## Set task
Look through the material and copy each line holding "приказ".

## Material provided
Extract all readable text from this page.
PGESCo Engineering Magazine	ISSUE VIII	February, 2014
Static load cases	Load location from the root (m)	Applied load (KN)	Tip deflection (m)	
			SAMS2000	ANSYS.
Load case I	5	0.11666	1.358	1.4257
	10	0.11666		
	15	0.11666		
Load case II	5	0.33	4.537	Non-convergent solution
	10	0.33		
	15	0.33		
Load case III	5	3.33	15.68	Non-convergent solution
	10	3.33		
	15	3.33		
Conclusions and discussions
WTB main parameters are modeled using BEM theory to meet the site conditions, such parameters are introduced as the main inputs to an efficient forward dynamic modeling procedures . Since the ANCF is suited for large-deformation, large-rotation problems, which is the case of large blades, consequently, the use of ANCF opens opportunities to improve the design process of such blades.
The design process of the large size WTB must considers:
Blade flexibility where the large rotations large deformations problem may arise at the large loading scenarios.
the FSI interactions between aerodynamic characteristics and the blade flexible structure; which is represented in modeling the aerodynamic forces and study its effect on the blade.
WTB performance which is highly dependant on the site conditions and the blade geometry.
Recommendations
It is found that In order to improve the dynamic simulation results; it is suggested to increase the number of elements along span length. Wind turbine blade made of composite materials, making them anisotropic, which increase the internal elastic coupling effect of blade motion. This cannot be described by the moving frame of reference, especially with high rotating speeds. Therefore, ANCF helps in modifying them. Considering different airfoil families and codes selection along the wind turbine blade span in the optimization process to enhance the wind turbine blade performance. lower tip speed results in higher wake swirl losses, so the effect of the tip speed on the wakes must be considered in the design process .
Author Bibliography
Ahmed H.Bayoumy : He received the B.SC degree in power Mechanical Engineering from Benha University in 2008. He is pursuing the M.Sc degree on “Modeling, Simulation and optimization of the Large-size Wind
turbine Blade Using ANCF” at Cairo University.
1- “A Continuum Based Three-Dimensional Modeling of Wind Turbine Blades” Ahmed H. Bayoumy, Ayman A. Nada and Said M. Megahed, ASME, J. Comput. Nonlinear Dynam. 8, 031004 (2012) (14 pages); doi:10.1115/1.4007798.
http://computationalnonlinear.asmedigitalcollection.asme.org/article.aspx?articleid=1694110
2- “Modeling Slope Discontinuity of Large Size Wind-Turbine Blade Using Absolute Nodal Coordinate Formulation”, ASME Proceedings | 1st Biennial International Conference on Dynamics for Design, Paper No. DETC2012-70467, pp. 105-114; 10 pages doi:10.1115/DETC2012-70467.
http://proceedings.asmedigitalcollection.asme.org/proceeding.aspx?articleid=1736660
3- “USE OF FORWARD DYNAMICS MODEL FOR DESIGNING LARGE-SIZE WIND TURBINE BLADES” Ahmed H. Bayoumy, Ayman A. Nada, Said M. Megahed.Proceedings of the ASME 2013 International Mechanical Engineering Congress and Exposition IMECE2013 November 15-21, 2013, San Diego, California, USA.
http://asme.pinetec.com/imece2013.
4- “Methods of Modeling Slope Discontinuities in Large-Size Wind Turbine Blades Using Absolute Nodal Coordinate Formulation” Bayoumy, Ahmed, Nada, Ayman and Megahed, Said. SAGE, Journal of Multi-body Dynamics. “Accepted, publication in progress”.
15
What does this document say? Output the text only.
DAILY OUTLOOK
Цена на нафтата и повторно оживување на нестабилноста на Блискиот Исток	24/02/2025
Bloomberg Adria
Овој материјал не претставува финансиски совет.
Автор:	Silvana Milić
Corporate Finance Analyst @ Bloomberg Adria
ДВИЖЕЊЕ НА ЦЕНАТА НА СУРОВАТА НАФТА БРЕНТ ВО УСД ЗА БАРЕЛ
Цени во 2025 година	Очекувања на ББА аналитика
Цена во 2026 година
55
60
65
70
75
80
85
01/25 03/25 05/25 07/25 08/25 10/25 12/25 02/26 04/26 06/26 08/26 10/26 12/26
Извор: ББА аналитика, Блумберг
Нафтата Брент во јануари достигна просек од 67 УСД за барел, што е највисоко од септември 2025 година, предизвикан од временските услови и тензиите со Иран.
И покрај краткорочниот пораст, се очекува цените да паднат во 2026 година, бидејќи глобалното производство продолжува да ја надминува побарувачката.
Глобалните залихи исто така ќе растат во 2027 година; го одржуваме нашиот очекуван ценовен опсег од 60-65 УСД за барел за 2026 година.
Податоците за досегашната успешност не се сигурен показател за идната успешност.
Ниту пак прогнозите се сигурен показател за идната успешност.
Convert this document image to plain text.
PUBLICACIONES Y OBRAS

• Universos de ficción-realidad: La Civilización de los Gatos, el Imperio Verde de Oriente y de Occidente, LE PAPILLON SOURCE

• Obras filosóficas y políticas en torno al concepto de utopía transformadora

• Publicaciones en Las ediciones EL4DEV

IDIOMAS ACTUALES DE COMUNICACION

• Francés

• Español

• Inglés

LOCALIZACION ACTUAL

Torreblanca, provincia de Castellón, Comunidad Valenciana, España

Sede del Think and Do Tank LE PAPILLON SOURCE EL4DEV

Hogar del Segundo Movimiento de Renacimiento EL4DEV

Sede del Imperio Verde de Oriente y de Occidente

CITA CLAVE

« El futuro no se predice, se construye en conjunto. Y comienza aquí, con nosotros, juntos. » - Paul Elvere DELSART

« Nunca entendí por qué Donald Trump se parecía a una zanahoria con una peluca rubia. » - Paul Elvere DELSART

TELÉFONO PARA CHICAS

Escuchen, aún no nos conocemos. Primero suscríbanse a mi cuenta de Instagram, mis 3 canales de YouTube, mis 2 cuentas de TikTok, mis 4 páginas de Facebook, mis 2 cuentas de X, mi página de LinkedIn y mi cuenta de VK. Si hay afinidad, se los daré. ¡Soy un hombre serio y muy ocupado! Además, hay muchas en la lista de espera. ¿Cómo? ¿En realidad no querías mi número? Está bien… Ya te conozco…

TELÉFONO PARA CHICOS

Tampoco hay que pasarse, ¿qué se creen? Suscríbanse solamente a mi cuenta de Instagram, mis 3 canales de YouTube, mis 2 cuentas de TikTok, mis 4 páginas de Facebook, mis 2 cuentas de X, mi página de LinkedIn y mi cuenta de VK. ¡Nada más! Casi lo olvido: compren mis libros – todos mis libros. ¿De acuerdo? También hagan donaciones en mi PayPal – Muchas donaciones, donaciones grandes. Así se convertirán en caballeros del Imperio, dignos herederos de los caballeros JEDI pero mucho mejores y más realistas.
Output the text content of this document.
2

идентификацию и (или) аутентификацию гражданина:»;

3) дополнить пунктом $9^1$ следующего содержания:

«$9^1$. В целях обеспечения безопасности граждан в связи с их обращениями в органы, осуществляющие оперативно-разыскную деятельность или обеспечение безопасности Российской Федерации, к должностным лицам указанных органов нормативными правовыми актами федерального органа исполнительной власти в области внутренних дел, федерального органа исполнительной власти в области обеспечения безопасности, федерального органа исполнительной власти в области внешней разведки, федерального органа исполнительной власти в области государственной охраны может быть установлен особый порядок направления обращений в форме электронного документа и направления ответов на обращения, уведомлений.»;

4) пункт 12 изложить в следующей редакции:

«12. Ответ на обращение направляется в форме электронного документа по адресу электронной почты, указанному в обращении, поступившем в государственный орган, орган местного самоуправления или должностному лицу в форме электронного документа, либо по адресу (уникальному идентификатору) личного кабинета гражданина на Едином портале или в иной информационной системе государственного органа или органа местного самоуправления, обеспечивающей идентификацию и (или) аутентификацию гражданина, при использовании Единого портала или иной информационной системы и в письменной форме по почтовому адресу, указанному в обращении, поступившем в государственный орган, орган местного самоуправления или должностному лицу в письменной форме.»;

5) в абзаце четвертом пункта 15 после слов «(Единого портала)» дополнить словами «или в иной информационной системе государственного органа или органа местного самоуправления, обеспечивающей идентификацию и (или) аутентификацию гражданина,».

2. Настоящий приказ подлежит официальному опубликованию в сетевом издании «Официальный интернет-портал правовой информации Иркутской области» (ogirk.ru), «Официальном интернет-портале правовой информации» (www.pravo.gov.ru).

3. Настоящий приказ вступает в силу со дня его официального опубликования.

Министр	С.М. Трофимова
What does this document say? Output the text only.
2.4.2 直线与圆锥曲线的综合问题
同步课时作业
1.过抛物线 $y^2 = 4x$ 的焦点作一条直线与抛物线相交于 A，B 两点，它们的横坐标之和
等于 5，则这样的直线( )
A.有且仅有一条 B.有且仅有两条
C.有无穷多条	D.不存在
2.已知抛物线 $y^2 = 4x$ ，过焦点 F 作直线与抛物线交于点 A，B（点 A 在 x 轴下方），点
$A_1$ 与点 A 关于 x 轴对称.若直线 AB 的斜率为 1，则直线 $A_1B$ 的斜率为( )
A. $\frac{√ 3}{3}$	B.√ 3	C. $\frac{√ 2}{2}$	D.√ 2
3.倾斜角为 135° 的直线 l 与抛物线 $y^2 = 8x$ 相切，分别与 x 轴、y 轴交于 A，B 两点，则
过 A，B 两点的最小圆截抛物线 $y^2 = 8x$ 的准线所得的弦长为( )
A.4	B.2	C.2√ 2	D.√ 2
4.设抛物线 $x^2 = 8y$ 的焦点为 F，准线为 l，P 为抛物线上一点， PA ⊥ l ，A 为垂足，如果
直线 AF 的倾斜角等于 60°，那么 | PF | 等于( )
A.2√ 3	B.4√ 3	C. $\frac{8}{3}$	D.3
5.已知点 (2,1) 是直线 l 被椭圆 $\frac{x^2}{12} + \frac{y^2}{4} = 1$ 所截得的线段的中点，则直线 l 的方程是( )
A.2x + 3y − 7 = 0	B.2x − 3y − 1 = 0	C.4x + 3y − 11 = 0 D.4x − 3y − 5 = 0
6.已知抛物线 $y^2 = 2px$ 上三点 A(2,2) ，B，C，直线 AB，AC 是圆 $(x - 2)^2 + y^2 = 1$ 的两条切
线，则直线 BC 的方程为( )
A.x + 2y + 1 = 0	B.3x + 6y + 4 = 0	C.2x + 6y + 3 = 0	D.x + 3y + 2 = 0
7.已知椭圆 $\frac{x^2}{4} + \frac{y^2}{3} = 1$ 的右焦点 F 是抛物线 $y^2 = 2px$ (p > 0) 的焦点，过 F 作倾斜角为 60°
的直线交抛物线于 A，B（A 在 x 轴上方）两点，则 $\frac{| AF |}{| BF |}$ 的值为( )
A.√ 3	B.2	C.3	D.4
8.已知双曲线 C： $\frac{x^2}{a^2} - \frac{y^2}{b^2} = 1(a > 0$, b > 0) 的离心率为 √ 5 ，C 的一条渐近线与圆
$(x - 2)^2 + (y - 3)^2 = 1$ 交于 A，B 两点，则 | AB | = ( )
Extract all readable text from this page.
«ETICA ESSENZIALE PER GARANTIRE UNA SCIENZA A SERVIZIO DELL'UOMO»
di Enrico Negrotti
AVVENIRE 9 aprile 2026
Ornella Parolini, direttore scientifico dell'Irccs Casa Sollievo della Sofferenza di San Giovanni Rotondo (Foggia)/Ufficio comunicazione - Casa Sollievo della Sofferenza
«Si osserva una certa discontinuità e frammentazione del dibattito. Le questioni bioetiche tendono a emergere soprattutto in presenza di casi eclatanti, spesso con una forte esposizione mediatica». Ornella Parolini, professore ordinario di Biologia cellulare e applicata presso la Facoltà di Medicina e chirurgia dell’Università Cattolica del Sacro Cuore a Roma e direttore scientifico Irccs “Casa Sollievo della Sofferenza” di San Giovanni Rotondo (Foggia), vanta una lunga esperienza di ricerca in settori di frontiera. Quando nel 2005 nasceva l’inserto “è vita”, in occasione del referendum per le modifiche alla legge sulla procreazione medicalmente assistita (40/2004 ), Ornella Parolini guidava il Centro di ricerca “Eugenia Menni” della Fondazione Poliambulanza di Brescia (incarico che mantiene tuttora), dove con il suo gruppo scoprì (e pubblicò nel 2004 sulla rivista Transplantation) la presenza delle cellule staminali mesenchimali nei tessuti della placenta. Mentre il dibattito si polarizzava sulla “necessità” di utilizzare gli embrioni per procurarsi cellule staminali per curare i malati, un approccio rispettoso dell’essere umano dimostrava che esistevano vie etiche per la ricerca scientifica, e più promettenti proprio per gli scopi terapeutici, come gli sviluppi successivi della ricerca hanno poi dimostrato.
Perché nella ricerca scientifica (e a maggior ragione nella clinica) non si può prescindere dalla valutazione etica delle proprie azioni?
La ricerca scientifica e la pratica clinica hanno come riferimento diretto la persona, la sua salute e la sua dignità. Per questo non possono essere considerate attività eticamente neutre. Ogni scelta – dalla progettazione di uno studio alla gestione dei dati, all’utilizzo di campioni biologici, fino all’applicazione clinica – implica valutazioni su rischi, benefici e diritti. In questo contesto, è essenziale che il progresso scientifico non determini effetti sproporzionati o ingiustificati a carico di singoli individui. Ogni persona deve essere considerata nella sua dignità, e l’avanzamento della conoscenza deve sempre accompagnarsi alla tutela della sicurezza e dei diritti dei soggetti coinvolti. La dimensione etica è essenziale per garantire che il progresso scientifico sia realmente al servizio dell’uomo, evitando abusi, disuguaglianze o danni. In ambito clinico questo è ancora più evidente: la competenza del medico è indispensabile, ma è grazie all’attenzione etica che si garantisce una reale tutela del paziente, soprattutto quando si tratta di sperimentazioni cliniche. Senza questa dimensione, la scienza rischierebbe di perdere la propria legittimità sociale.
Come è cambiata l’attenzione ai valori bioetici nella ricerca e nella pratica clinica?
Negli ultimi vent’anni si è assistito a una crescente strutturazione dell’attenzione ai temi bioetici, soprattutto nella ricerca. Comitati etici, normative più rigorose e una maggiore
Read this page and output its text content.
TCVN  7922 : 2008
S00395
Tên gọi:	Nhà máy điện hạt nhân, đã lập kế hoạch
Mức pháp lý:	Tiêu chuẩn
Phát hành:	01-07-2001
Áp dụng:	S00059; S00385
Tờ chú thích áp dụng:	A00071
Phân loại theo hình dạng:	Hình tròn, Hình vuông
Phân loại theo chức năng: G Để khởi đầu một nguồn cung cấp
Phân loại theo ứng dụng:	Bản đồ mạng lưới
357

## Task answer
2. Настоящий приказ подлежит официальному опубликованию в сетевом издании «Официальный интернет-портал правовой информации Иркутской области» (ogirk.ru), «Официальном интернет-портале правовой информации» (www.pravo.gov.ru).
3. Настоящий приказ вступает в силу со дня его официального опубликования.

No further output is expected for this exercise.